* [TASK REQUIREMENTS]:
Write only the number of lines in the records beneath that hold "this".

[Stored records]
====================
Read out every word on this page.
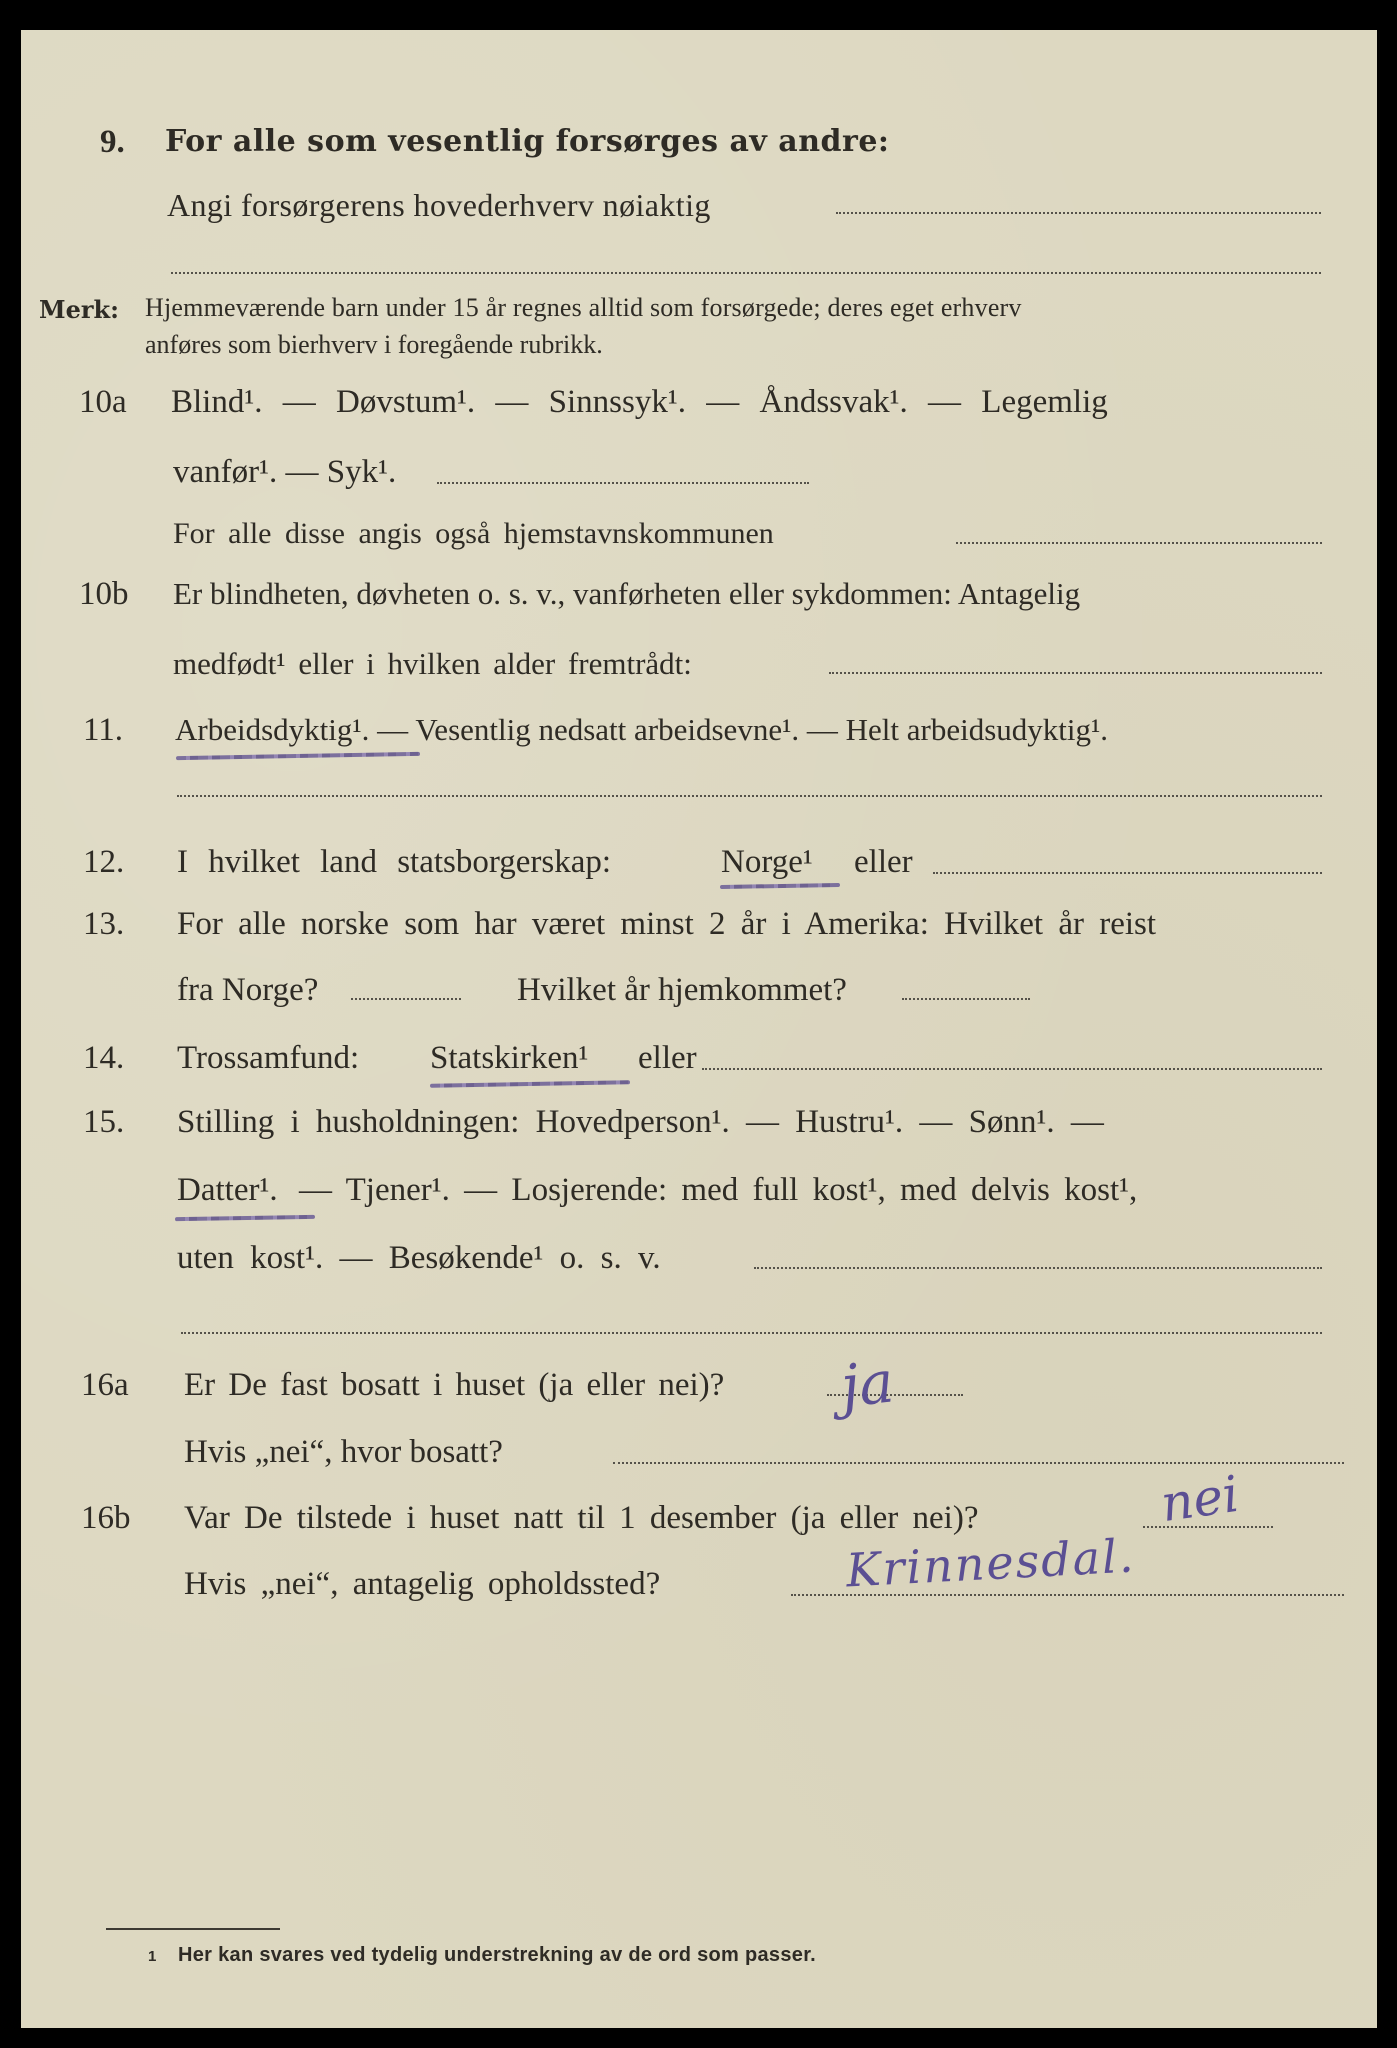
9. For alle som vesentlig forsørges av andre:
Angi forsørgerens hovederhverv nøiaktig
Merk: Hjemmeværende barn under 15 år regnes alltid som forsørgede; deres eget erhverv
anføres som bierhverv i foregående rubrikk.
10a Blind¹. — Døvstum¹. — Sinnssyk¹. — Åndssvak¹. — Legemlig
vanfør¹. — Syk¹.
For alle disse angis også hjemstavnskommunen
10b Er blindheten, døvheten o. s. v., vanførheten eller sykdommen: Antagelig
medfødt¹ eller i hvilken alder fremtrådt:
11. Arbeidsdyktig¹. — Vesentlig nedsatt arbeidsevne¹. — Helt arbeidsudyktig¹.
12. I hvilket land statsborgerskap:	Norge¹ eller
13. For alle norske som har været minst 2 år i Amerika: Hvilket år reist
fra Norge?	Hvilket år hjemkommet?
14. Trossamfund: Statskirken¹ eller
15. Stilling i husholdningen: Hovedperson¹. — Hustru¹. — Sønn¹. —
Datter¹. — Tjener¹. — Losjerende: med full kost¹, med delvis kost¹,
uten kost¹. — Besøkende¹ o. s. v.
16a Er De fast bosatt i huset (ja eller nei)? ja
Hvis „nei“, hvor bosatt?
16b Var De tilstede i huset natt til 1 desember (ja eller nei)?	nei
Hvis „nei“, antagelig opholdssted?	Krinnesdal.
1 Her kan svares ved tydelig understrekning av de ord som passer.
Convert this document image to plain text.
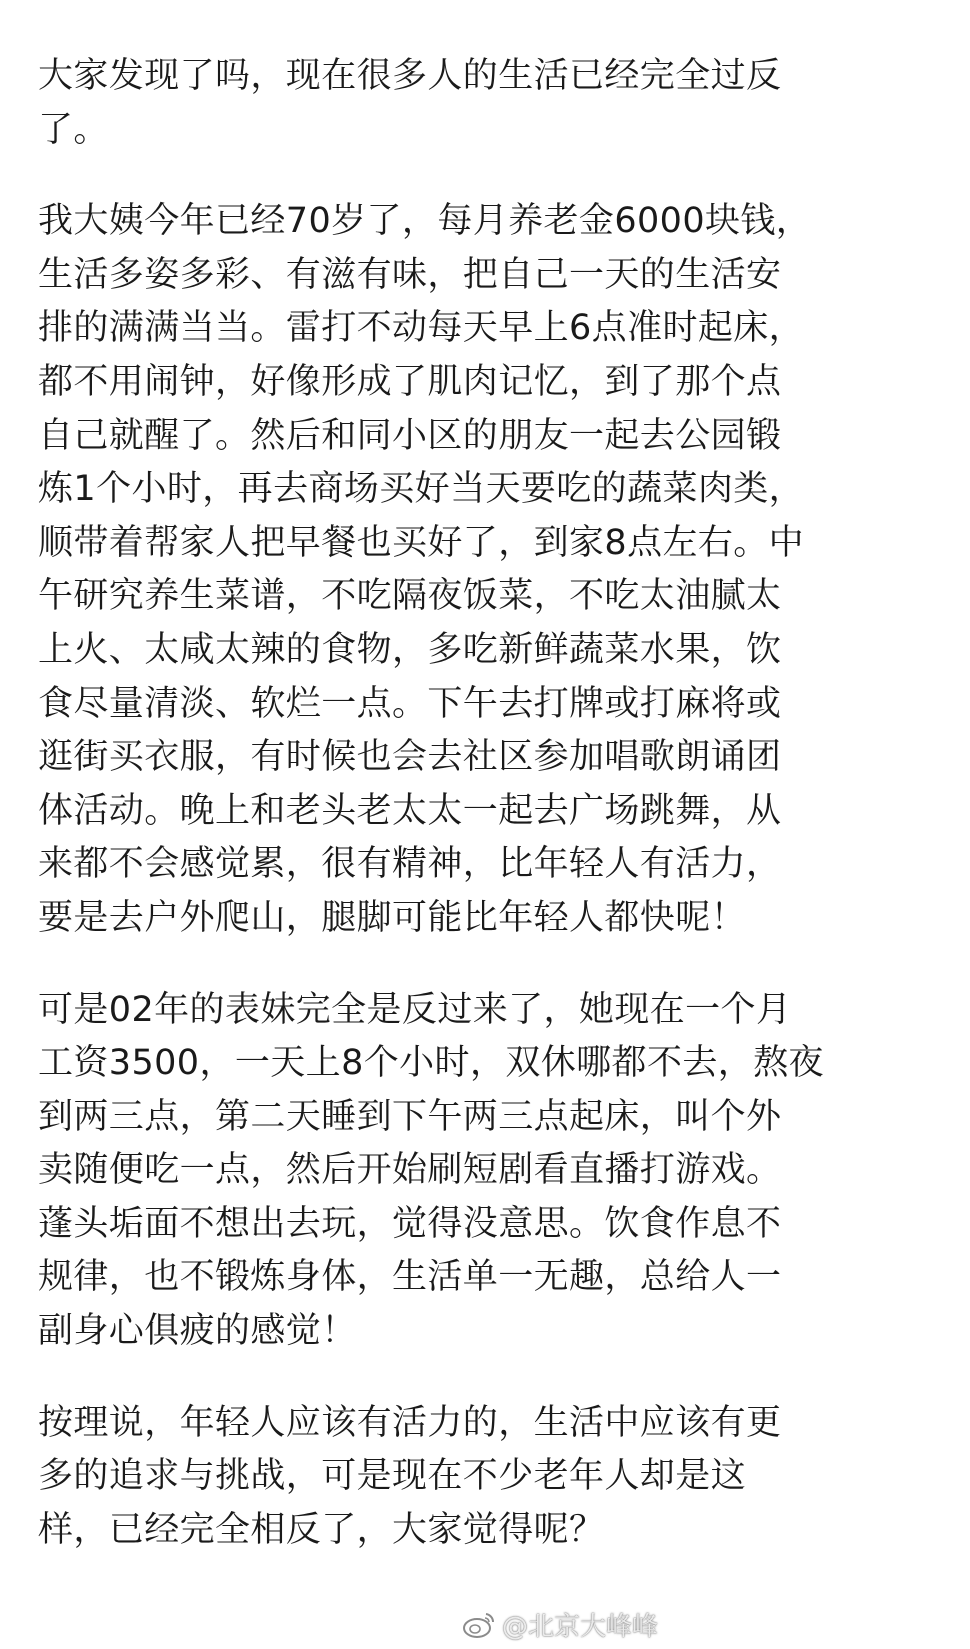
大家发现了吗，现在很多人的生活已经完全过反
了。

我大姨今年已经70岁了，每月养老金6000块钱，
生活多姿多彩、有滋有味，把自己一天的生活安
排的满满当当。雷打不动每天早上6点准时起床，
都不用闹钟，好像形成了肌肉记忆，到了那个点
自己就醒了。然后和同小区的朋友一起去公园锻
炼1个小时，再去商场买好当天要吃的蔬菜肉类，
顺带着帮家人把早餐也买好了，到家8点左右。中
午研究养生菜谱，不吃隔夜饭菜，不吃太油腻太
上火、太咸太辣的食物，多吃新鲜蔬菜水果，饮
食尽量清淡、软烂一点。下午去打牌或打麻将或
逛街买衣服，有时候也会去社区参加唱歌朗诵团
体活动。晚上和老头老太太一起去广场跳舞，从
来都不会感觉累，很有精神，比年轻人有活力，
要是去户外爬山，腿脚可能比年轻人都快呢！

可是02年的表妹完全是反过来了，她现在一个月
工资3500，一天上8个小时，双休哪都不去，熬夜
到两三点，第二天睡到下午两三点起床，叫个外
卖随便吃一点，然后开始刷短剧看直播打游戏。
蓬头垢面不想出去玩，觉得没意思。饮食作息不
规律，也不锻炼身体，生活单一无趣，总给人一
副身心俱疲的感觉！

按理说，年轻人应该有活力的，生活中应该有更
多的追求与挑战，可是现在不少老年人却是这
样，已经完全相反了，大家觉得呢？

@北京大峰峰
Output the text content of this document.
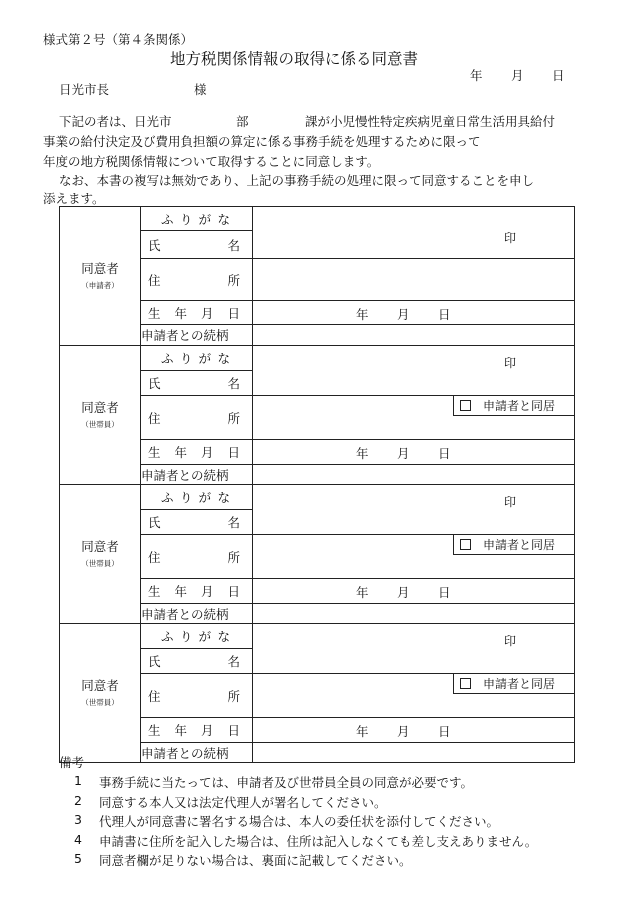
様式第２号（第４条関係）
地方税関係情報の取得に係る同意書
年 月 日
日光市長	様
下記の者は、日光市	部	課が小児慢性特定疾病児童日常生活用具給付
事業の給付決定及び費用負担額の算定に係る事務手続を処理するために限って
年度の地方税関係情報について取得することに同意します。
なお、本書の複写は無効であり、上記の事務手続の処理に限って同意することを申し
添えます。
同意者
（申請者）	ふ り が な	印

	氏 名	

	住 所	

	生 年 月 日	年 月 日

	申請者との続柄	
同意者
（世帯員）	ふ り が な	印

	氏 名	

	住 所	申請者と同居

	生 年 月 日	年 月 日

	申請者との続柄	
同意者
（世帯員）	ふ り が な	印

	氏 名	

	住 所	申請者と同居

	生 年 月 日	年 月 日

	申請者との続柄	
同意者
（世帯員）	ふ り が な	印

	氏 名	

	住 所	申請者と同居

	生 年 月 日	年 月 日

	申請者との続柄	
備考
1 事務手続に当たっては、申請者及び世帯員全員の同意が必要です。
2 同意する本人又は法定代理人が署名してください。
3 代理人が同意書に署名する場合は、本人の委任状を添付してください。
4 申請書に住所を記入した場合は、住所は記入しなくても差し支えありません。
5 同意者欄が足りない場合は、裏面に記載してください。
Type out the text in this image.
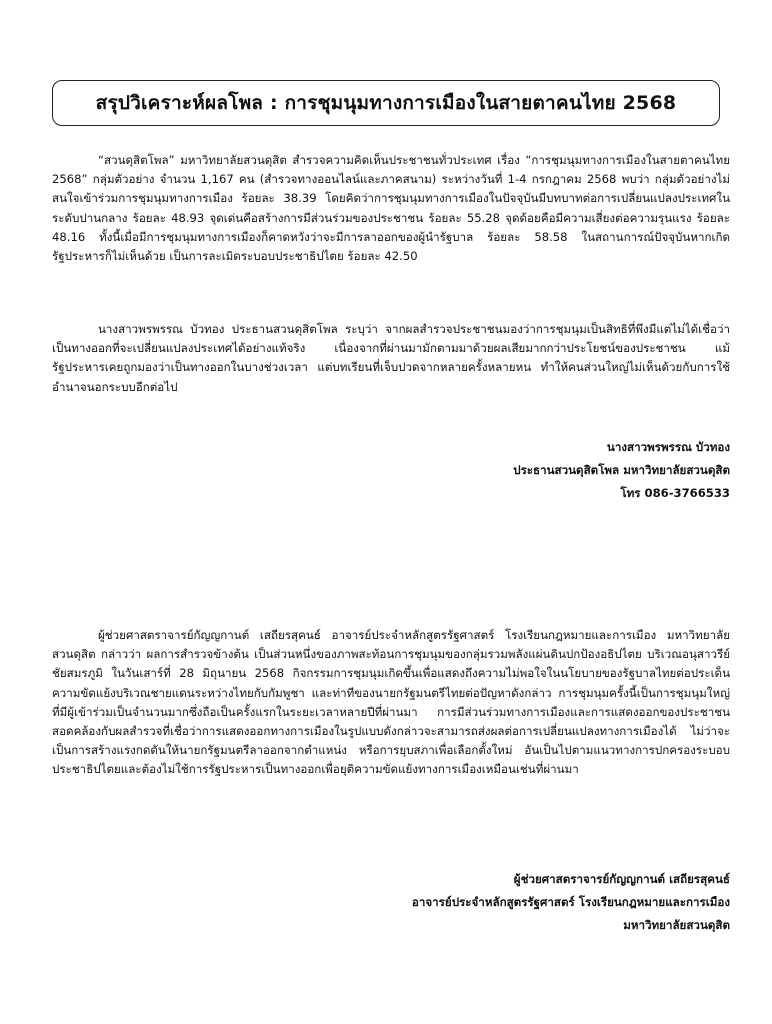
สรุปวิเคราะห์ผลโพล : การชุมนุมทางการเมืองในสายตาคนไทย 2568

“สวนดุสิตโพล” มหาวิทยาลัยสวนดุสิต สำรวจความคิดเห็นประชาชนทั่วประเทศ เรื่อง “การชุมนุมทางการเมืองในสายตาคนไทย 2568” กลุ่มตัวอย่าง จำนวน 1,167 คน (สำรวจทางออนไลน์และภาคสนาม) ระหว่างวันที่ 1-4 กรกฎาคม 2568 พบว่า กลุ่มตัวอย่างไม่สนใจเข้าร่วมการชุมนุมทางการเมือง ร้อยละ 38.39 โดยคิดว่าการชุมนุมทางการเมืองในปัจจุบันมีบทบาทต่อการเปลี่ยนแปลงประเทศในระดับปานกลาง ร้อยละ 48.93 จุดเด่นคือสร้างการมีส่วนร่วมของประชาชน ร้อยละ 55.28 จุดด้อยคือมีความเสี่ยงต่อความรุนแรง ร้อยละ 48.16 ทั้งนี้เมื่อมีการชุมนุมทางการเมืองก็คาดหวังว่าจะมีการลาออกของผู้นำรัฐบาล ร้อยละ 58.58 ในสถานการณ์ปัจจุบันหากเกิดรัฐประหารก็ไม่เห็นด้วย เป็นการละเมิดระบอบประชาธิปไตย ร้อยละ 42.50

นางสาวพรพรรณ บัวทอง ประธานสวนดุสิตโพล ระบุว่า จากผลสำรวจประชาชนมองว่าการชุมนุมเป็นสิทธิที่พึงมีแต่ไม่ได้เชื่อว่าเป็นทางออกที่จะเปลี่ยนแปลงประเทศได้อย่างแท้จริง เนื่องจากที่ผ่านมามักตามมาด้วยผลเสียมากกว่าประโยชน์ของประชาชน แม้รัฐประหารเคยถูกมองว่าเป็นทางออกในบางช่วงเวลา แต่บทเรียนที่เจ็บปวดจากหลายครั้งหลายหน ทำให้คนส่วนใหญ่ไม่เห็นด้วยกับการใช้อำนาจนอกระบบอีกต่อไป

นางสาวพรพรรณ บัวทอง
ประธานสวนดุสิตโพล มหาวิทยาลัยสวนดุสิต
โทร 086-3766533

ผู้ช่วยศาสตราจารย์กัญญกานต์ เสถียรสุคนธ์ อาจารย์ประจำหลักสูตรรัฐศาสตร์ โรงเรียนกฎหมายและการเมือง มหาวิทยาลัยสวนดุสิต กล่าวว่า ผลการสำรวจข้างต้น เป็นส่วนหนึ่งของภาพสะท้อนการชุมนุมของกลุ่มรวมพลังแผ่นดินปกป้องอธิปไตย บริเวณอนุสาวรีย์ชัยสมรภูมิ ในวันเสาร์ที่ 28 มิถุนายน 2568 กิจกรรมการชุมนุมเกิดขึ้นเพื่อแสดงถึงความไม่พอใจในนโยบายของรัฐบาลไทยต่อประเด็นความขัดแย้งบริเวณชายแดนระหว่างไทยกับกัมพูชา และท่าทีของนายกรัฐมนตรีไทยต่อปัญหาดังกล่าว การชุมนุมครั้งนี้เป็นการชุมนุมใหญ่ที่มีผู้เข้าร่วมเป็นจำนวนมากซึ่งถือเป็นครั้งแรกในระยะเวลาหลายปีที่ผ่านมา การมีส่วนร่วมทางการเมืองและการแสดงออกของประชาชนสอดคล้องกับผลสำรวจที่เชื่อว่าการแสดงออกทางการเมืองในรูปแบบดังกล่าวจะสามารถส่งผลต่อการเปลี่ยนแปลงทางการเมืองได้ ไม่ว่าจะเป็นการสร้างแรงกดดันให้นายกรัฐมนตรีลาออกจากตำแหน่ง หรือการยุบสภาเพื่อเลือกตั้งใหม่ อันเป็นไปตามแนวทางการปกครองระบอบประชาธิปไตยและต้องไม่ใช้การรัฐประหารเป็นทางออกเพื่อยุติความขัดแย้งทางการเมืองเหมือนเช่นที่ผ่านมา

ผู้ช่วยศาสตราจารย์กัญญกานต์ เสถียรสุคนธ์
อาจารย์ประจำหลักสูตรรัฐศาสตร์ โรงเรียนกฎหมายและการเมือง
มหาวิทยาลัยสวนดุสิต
====================
* [EXERCISE OUTPUT]:
4